◆ **Short problem**:
Extract every line from the records below that contains the word "bezpieczeństwa".

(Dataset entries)
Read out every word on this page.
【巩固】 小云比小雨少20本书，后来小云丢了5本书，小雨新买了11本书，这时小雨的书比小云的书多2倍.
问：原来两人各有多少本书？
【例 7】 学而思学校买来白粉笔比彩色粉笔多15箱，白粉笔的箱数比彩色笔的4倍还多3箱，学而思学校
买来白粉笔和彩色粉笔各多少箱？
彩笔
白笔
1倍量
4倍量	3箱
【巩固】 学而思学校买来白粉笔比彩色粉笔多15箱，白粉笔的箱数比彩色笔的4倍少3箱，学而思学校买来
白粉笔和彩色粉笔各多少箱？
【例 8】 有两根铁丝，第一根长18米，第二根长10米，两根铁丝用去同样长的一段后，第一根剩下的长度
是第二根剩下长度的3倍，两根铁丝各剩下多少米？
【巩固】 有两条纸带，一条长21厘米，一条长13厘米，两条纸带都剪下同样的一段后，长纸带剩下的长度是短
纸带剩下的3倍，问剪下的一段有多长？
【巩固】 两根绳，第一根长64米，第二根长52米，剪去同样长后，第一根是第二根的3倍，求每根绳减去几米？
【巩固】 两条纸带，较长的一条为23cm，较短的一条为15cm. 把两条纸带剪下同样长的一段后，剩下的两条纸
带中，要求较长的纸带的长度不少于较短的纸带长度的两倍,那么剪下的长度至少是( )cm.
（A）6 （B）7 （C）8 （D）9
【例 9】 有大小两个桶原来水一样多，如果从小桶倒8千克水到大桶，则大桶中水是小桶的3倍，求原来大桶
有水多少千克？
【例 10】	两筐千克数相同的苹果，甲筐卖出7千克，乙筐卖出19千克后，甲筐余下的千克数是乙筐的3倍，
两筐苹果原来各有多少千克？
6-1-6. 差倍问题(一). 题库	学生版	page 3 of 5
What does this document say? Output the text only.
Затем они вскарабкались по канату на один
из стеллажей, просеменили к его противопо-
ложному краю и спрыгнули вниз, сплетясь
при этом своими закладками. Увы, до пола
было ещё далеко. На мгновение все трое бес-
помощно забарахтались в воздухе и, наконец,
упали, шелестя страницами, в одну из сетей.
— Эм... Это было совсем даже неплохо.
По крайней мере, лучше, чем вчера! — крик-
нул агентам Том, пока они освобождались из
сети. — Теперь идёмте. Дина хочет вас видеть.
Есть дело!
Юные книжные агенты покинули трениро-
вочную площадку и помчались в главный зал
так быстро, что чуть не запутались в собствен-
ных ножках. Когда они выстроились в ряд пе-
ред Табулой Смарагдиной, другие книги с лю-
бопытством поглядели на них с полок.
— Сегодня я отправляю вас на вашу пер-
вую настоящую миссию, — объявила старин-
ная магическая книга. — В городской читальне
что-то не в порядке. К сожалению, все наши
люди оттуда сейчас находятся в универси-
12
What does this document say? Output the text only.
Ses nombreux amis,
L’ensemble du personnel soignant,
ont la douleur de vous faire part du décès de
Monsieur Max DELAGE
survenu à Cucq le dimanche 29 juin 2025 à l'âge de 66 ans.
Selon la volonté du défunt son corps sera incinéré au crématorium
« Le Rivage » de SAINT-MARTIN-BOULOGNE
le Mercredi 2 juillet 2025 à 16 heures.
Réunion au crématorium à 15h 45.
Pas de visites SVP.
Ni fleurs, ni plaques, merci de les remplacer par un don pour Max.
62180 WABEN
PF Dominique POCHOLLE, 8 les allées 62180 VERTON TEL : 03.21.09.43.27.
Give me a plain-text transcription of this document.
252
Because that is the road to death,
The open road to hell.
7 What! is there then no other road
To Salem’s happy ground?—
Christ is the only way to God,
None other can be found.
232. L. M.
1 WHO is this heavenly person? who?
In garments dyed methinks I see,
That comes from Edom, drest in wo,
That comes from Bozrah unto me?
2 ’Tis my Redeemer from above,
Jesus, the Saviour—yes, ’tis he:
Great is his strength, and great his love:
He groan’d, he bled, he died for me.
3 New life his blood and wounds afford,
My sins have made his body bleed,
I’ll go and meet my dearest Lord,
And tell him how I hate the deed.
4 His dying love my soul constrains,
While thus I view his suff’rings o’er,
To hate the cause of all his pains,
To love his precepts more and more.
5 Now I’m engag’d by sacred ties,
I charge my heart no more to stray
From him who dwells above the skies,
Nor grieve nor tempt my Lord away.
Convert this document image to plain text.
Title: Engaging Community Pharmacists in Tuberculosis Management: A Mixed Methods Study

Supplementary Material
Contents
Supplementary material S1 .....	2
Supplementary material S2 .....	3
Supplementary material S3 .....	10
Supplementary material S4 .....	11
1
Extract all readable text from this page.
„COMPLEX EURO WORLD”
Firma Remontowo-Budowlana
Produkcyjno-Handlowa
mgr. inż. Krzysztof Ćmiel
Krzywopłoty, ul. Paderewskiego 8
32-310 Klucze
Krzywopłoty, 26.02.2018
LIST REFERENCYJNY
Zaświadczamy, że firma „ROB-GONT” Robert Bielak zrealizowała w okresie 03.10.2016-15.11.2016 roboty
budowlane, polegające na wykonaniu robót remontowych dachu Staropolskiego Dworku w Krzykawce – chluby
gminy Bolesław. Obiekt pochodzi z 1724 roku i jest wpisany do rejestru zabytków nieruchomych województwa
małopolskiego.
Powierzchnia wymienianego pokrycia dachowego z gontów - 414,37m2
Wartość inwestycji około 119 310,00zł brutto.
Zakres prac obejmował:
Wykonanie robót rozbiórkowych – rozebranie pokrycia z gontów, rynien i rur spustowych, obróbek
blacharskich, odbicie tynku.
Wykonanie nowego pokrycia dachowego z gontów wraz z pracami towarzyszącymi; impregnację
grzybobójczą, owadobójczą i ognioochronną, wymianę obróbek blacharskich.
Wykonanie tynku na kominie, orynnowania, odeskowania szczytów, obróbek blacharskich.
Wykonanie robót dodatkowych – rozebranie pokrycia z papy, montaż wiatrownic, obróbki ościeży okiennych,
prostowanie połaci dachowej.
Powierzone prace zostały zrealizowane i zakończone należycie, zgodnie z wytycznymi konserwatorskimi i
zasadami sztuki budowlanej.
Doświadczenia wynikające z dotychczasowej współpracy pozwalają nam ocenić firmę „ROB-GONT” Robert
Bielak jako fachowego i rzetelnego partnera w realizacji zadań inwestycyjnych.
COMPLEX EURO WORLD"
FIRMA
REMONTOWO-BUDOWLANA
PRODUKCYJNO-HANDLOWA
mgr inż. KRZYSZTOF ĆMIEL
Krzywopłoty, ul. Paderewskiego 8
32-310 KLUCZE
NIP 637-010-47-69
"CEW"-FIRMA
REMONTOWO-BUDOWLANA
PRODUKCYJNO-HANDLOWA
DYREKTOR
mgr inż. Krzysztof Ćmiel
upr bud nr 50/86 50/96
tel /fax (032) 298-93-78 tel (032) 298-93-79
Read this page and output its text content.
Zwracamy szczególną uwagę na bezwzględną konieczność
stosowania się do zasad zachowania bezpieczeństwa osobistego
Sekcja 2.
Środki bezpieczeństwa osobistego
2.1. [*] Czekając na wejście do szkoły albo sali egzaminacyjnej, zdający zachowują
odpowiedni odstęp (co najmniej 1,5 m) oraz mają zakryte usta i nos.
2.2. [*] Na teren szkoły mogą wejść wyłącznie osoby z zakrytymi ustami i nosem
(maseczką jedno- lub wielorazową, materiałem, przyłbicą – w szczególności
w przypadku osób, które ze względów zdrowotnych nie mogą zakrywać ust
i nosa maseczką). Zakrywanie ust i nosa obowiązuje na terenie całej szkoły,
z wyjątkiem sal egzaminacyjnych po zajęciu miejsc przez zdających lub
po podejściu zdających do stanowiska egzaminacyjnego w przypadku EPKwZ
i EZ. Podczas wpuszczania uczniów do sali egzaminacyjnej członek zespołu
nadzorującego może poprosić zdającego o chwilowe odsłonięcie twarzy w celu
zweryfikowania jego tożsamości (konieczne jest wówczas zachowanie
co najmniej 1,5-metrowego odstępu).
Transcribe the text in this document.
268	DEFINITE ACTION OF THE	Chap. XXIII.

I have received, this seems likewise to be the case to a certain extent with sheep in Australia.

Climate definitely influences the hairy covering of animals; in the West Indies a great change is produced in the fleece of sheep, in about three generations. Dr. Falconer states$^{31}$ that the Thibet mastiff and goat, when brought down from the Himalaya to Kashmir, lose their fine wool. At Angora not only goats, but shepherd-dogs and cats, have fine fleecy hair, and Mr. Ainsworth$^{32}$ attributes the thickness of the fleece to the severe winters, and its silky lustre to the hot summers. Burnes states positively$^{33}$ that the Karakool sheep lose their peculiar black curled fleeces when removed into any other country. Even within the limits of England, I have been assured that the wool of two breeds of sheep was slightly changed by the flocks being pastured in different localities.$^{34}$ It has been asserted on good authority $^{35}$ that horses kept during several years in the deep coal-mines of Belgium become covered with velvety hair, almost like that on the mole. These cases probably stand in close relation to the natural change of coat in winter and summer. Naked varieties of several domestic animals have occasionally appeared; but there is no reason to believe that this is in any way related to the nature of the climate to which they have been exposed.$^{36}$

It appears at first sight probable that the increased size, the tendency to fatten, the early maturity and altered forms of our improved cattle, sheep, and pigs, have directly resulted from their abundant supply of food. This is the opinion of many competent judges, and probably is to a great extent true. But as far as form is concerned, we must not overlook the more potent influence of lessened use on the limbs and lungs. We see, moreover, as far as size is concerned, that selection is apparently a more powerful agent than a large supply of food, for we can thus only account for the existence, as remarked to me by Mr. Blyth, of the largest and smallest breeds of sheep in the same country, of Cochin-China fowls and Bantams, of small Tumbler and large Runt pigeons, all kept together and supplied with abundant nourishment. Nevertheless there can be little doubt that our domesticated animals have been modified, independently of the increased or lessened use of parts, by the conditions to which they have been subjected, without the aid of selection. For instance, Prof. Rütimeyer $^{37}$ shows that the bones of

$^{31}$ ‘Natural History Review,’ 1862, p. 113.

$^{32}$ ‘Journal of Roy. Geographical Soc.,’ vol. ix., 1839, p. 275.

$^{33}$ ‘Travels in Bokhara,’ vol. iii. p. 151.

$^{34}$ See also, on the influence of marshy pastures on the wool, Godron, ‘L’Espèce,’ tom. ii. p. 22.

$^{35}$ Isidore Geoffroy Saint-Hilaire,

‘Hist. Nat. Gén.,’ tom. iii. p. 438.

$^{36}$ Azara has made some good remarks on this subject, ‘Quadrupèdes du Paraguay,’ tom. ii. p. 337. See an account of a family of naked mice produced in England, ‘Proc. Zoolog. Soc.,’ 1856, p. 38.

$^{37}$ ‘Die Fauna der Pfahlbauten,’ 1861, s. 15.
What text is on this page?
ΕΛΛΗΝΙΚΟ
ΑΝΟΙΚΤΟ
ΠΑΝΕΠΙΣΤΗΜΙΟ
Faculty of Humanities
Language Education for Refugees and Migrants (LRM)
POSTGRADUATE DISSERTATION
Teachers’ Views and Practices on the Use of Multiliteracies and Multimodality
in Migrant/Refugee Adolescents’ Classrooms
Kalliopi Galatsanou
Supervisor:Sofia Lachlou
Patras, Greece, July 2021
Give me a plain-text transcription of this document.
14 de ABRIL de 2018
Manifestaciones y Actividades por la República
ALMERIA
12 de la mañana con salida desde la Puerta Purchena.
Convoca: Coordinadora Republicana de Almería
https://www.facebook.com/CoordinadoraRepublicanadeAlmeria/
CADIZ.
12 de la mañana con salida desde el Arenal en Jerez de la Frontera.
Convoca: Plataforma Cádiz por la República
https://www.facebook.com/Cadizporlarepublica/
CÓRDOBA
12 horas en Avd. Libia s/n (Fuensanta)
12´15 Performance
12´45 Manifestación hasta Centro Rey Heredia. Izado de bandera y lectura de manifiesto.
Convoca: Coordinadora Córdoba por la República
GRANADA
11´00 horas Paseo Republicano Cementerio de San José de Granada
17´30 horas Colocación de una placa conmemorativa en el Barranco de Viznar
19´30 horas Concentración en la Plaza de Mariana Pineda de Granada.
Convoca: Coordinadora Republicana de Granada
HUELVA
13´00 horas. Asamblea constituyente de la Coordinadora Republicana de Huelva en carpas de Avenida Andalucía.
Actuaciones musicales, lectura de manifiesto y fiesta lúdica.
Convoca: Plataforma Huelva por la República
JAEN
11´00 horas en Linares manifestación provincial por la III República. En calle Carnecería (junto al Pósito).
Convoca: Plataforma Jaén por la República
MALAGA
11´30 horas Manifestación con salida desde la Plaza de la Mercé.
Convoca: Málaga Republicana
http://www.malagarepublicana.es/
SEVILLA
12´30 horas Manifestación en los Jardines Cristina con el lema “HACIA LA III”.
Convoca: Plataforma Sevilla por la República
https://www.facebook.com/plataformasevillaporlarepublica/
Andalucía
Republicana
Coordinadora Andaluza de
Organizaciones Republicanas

◆ **Task response**:
stosowania się do zasad zachowania bezpieczeństwa osobistego
Środki bezpieczeństwa osobistego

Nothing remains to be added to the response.